◆ **STATED PROBLEM**
Reproduce the data exactly and drop any pictures it holds.

[Collected data]
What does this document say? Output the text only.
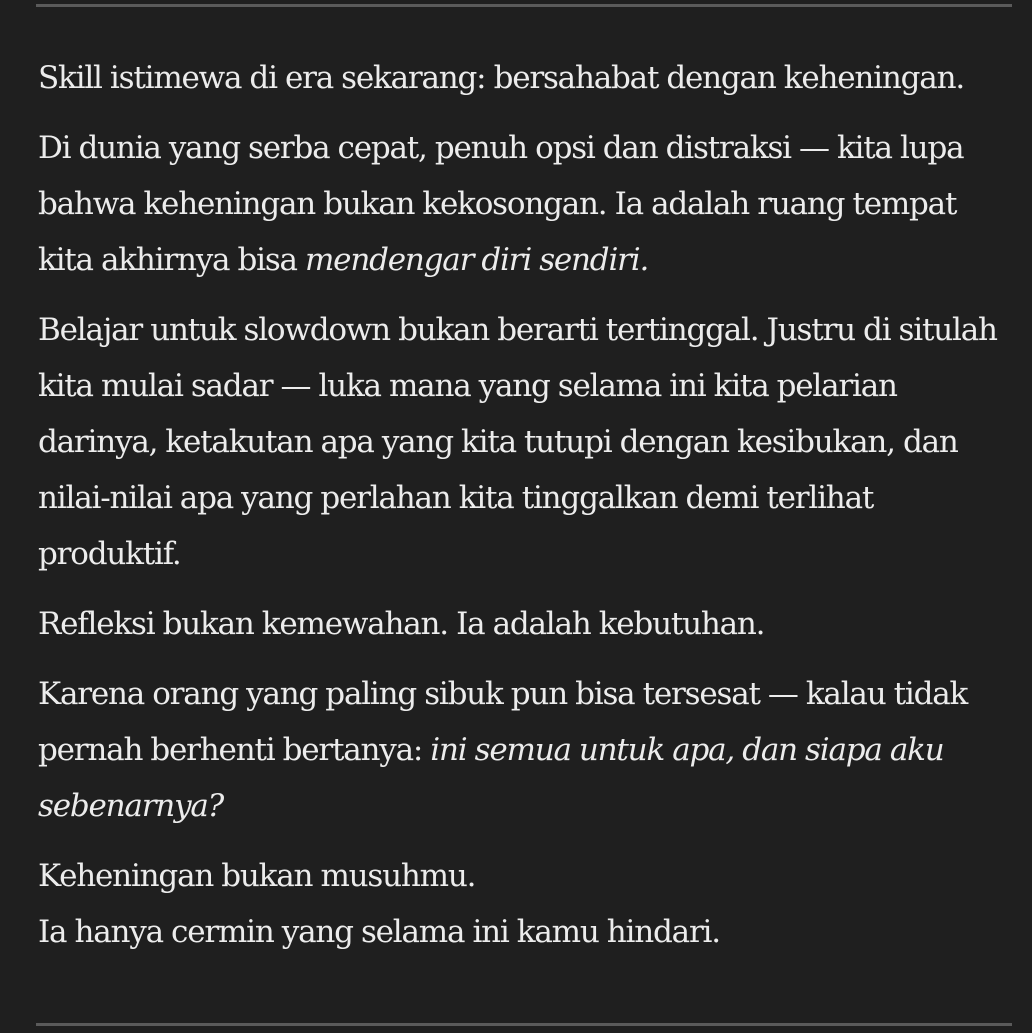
Skill istimewa di era sekarang: bersahabat dengan keheningan.

Di dunia yang serba cepat, penuh opsi dan distraksi — kita lupa bahwa keheningan bukan kekosongan. Ia adalah ruang tempat kita akhirnya bisa mendengar diri sendiri.

Belajar untuk slowdown bukan berarti tertinggal. Justru di situlah kita mulai sadar — luka mana yang selama ini kita pelarian darinya, ketakutan apa yang kita tutupi dengan kesibukan, dan nilai-nilai apa yang perlahan kita tinggalkan demi terlihat produktif.

Refleksi bukan kemewahan. Ia adalah kebutuhan.

Karena orang yang paling sibuk pun bisa tersesat — kalau tidak pernah berhenti bertanya: ini semua untuk apa, dan siapa aku sebenarnya?

Keheningan bukan musuhmu.
Ia hanya cermin yang selama ini kamu hindari.
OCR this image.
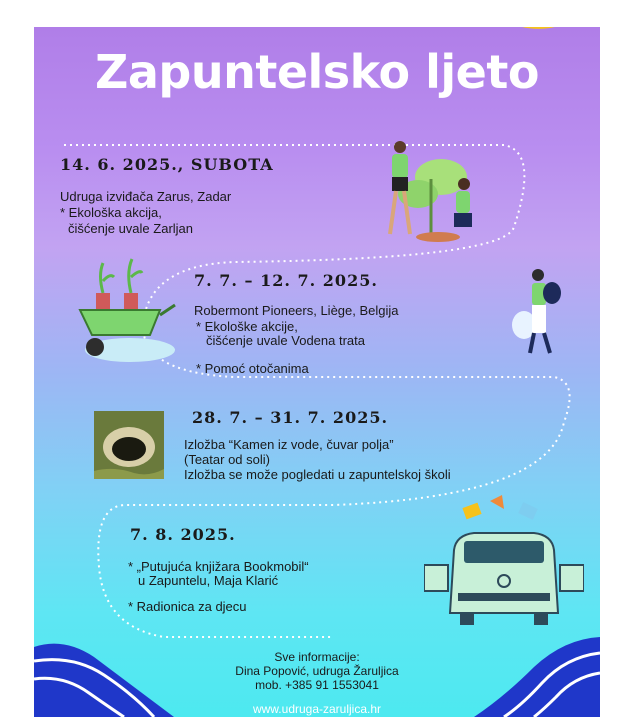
Zapuntelsko ljeto

14. 6. 2025., SUBOTA

Udruga izviđača Zarus, Zadar

* Ekološka akcija,

čišćenje uvale Zarljan

7. 7. – 12. 7. 2025.

Robermont Pioneers, Liège, Belgija

* Ekološke akcije,

čišćenje uvale Vodena trata

* Pomoć otočanima

28. 7. – 31. 7. 2025.

Izložba “Kamen iz vode, čuvar polja”

(Teatar od soli)

Izložba se može pogledati u zapuntelskoj školi

7. 8. 2025.

* „Putujuća knjižara Bookmobil“

u Zapuntelu, Maja Klarić

* Radionica za djecu

Sve informacije:

Dina Popović, udruga Žaruljica

mob. +385 91 1553041

www.udruga-zaruljica.hr
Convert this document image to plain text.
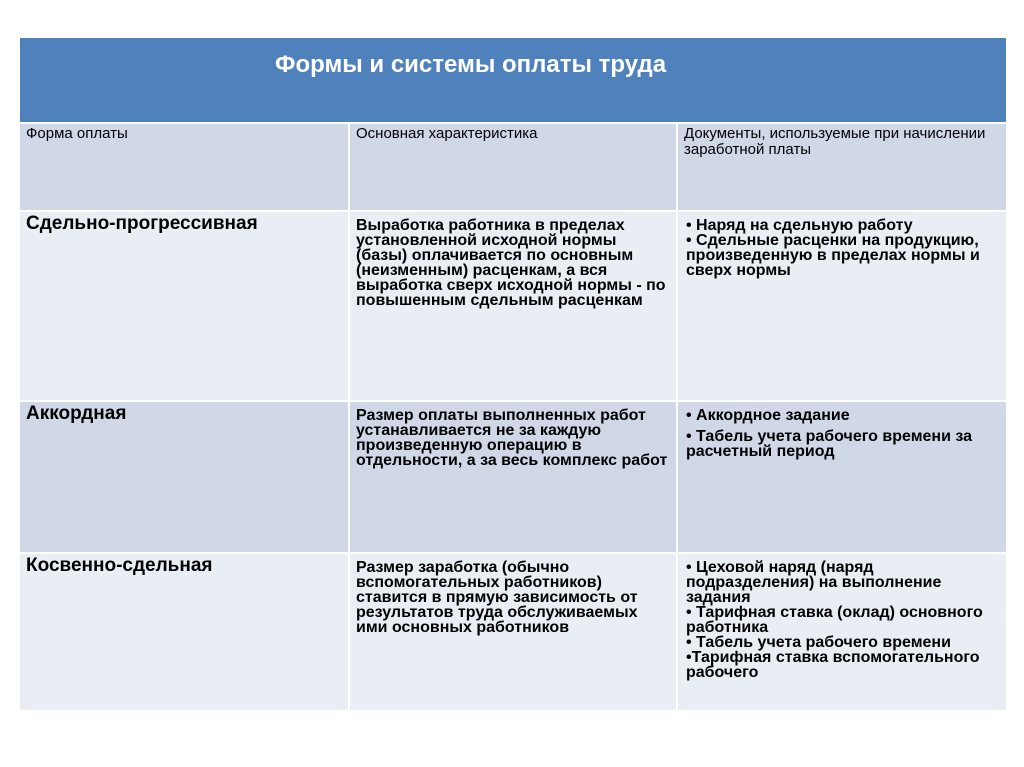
Формы и системы оплаты труда		

Форма оплаты	Основная характеристика	Документы, используемые при начислении заработной платы

Сдельно-прогрессивная	Выработка работника в пределах установленной исходной нормы (базы) оплачивается по основным (неизменным) расценкам, а вся выработка сверх исходной нормы - по повышенным сдельным расценкам	• Наряд на сдельную работу
• Сдельные расценки на продукцию, произведенную в пределах нормы и сверх нормы

Аккордная	Размер оплаты выполненных работ устанавливается не за каждую произведенную операцию в отдельности, а за весь комплекс работ	• Аккордное задание
• Табель учета рабочего времени за расчетный период

Косвенно-сдельная	Размер заработка (обычно вспомогательных работников) ставится в прямую зависимость от результатов труда обслуживаемых ими основных работников	• Цеховой наряд (наряд подразделения) на выполнение задания
• Тарифная ставка (оклад) основного работника
• Табель учета рабочего времени
•Тарифная ставка вспомогательного рабочего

◆ **THE RESPONSE**
What does this document say? Output the text only.
Skill istimewa di era sekarang: bersahabat dengan keheningan.

Di dunia yang serba cepat, penuh opsi dan distraksi — kita lupa bahwa keheningan bukan kekosongan. Ia adalah ruang tempat kita akhirnya bisa mendengar diri sendiri.

Belajar untuk slowdown bukan berarti tertinggal. Justru di situlah kita mulai sadar — luka mana yang selama ini kita pelarian darinya, ketakutan apa yang kita tutupi dengan kesibukan, dan nilai-nilai apa yang perlahan kita tinggalkan demi terlihat produktif.

Refleksi bukan kemewahan. Ia adalah kebutuhan.

Karena orang yang paling sibuk pun bisa tersesat — kalau tidak pernah berhenti bertanya: ini semua untuk apa, dan siapa aku sebenarnya?

Keheningan bukan musuhmu.
Ia hanya cermin yang selama ini kamu hindari.
OCR this image.
Zapuntelsko ljeto

14. 6. 2025., SUBOTA

Udruga izviđača Zarus, Zadar

* Ekološka akcija,

čišćenje uvale Zarljan

7. 7. – 12. 7. 2025.

Robermont Pioneers, Liège, Belgija

* Ekološke akcije,

čišćenje uvale Vodena trata

* Pomoć otočanima

28. 7. – 31. 7. 2025.

Izložba “Kamen iz vode, čuvar polja”

(Teatar od soli)

Izložba se može pogledati u zapuntelskoj školi

7. 8. 2025.

* „Putujuća knjižara Bookmobil“

u Zapuntelu, Maja Klarić

* Radionica za djecu

Sve informacije:

Dina Popović, udruga Žaruljica

mob. +385 91 1553041

www.udruga-zaruljica.hr
Convert this document image to plain text.
Формы и системы оплаты труда		

Форма оплаты	Основная характеристика	Документы, используемые при начислении заработной платы

Сдельно-прогрессивная	Выработка работника в пределах установленной исходной нормы (базы) оплачивается по основным (неизменным) расценкам, а вся выработка сверх исходной нормы - по повышенным сдельным расценкам	• Наряд на сдельную работу
• Сдельные расценки на продукцию, произведенную в пределах нормы и сверх нормы

Аккордная	Размер оплаты выполненных работ устанавливается не за каждую произведенную операцию в отдельности, а за весь комплекс работ	• Аккордное задание
• Табель учета рабочего времени за расчетный период

Косвенно-сдельная	Размер заработка (обычно вспомогательных работников) ставится в прямую зависимость от результатов труда обслуживаемых ими основных работников	• Цеховой наряд (наряд подразделения) на выполнение задания
• Тарифная ставка (оклад) основного работника
• Табель учета рабочего времени
•Тарифная ставка вспомогательного рабочего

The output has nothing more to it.